- **Task to carry out**
Write each line out exactly, leaving none out.

____________

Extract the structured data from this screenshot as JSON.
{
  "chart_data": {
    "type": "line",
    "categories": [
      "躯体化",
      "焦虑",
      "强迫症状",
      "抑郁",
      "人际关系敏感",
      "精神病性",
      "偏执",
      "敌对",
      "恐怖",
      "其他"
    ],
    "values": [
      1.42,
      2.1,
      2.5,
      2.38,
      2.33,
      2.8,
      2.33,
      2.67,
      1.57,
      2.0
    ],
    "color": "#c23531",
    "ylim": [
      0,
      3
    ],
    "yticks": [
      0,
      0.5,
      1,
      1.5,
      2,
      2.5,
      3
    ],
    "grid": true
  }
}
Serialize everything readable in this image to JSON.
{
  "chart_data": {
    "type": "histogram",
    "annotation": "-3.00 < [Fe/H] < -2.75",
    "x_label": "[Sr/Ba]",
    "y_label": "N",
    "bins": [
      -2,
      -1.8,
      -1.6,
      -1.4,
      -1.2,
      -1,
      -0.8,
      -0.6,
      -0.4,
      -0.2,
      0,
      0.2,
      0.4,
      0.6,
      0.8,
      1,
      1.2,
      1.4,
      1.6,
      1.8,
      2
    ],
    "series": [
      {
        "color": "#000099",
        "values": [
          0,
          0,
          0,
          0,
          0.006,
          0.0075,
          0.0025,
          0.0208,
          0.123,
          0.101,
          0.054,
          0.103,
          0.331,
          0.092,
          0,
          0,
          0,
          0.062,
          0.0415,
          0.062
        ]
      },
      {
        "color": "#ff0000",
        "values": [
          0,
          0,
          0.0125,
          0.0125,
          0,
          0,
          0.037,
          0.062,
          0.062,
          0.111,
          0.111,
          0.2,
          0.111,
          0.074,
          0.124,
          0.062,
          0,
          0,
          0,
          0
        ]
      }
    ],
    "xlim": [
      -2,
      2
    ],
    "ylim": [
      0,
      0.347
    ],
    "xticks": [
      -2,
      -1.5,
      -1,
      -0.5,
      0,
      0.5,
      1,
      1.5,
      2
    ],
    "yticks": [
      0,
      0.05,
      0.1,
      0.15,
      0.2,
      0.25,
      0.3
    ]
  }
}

____________

- **Correct response**
Extract the structured data from this screenshot as JSON.
{
  "chart_data": {
    "type": "line",
    "categories": [
      "躯体化",
      "焦虑",
      "强迫症状",
      "抑郁",
      "人际关系敏感",
      "精神病性",
      "偏执",
      "敌对",
      "恐怖",
      "其他"
    ],
    "values": [
      1.42,
      2.1,
      2.5,
      2.38,
      2.33,
      2.8,
      2.33,
      2.67,
      1.57,
      2.0
    ],
    "color": "#c23531",
    "ylim": [
      0,
      3
    ],
    "yticks": [
      0,
      0.5,
      1,
      1.5,
      2,
      2.5,
      3
    ],
    "grid": true
  }
}
Serialize everything readable in this image to JSON.
{
  "chart_data": {
    "type": "histogram",
    "annotation": "-3.00 < [Fe/H] < -2.75",
    "x_label": "[Sr/Ba]",
    "y_label": "N",
    "bins": [
      -2,
      -1.8,
      -1.6,
      -1.4,
      -1.2,
      -1,
      -0.8,
      -0.6,
      -0.4,
      -0.2,
      0,
      0.2,
      0.4,
      0.6,
      0.8,
      1,
      1.2,
      1.4,
      1.6,
      1.8,
      2
    ],
    "series": [
      {
        "color": "#000099",
        "values": [
          0,
          0,
          0,
          0,
          0.006,
          0.0075,
          0.0025,
          0.0208,
          0.123,
          0.101,
          0.054,
          0.103,
          0.331,
          0.092,
          0,
          0,
          0,
          0.062,
          0.0415,
          0.062
        ]
      },
      {
        "color": "#ff0000",
        "values": [
          0,
          0,
          0.0125,
          0.0125,
          0,
          0,
          0.037,
          0.062,
          0.062,
          0.111,
          0.111,
          0.2,
          0.111,
          0.074,
          0.124,
          0.062,
          0,
          0,
          0,
          0
        ]
      }
    ],
    "xlim": [
      -2,
      2
    ],
    "ylim": [
      0,
      0.347
    ],
    "xticks": [
      -2,
      -1.5,
      -1,
      -0.5,
      0,
      0.5,
      1,
      1.5,
      2
    ],
    "yticks": [
      0,
      0.05,
      0.1,
      0.15,
      0.2,
      0.25,
      0.3
    ]
  }
}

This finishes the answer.